Stated problem: Gather up every line that includes the string "financial".

Material:

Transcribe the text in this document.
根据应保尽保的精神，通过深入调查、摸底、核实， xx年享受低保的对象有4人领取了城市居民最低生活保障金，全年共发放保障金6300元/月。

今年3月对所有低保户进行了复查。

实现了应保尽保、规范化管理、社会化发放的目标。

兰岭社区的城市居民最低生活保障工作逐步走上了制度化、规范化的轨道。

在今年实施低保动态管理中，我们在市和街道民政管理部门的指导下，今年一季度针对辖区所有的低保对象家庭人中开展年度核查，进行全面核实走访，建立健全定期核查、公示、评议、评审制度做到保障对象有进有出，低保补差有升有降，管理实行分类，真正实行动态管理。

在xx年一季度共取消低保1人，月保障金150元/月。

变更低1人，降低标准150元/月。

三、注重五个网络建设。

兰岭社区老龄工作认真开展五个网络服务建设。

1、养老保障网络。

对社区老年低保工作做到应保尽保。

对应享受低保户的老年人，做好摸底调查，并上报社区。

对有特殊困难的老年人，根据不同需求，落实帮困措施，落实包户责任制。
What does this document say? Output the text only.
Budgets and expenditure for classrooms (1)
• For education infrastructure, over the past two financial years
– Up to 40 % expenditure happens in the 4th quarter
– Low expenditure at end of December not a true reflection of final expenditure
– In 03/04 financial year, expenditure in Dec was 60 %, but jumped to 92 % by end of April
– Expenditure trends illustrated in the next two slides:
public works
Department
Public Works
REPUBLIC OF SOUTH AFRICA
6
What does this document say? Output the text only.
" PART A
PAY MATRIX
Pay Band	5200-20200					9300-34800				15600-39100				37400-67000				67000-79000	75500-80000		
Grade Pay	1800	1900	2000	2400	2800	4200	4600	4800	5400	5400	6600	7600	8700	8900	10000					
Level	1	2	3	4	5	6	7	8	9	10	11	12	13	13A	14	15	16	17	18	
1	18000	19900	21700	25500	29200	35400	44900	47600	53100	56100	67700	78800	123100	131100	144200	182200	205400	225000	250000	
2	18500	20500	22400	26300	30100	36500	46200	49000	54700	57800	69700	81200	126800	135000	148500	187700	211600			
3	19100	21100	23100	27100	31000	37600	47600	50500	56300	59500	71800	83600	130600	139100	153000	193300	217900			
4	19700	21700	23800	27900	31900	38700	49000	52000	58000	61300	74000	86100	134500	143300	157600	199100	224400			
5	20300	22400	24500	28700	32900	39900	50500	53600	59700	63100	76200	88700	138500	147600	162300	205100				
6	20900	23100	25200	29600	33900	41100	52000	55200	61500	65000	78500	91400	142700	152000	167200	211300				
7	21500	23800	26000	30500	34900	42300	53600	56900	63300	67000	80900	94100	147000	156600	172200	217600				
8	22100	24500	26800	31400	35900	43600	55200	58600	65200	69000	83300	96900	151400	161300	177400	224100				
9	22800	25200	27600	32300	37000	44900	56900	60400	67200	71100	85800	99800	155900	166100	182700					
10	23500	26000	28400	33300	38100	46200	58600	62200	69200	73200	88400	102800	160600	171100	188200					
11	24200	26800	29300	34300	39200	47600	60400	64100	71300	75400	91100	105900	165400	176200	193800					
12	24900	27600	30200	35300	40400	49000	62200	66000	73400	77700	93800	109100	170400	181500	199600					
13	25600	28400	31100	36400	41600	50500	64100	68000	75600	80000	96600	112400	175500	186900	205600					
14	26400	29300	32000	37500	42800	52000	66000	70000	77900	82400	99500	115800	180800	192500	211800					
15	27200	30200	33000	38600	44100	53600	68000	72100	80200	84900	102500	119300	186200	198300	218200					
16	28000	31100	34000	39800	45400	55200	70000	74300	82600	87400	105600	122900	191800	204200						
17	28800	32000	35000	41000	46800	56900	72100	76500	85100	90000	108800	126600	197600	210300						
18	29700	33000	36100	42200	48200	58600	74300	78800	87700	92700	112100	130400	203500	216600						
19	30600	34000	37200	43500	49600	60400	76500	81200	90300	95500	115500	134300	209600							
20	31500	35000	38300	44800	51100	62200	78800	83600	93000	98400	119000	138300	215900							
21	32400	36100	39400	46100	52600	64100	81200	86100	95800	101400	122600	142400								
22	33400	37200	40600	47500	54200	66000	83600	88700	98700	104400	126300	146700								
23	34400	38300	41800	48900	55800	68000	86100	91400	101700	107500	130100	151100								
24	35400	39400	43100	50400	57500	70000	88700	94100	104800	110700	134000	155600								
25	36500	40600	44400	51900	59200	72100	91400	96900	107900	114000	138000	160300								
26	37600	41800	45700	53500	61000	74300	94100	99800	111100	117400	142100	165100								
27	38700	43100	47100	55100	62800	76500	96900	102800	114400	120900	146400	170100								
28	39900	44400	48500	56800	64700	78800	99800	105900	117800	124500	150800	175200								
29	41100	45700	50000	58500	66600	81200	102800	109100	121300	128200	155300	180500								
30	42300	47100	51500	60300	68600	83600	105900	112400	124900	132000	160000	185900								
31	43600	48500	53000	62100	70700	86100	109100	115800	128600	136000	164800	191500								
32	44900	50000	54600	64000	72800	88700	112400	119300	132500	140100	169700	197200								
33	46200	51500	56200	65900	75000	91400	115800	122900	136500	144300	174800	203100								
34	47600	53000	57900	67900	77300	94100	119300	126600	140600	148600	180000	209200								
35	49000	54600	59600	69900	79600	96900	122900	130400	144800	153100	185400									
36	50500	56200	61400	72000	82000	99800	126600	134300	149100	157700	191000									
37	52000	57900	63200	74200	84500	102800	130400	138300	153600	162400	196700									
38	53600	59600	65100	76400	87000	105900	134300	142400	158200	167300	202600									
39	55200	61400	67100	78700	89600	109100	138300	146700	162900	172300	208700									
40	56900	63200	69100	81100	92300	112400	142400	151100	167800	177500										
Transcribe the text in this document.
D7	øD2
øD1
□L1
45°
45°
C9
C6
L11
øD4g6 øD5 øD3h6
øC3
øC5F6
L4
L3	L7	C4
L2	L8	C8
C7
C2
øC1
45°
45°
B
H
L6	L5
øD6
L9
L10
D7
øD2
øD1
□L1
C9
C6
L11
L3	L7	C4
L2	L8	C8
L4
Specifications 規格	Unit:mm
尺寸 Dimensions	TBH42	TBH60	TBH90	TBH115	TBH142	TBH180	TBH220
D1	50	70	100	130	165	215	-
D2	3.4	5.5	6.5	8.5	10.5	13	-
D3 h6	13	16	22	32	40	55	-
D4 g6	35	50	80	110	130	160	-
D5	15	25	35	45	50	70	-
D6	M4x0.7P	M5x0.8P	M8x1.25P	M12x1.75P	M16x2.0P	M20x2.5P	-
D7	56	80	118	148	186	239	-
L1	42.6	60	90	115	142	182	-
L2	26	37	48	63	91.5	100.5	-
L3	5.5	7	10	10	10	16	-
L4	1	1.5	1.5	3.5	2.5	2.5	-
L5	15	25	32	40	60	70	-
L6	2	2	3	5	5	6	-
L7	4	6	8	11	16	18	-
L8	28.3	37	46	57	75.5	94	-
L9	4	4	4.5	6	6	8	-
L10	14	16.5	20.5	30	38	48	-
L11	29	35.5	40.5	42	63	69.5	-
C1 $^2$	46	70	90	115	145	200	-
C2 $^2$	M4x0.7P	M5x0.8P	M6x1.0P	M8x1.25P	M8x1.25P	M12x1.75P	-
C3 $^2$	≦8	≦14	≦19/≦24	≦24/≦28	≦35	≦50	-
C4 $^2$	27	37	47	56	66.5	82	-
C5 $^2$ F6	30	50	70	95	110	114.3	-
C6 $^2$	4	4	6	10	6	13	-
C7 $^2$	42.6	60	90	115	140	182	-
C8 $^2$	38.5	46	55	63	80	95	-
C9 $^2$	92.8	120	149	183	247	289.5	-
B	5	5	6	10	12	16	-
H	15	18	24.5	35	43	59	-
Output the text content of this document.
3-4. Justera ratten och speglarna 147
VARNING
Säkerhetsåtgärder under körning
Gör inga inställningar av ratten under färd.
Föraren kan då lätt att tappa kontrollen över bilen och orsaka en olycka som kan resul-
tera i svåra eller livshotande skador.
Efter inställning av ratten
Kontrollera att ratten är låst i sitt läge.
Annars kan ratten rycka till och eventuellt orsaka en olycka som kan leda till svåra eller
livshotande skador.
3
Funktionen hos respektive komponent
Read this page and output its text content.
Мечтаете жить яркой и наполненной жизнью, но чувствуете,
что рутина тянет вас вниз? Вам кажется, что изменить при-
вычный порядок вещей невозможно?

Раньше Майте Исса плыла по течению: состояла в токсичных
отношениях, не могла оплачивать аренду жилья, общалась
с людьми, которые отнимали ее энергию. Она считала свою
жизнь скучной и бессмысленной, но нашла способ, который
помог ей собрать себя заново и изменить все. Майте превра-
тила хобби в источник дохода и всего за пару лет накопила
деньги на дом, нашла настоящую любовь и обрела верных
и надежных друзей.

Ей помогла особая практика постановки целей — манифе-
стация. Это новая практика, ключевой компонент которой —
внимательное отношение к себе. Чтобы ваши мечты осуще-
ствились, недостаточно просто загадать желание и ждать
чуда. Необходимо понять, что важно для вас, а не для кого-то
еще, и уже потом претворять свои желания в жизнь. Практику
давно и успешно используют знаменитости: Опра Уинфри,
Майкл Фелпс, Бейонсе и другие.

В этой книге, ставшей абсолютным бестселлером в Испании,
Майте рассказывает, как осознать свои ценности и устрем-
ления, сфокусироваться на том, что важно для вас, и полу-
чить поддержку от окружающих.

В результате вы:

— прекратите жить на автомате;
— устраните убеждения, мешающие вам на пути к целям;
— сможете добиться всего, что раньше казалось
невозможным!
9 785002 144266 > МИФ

Solved problem:
• For education infrastructure, over the past two financial years
– In 03/04 financial year, expenditure in Dec was 60 %, but jumped to 92 % by end of April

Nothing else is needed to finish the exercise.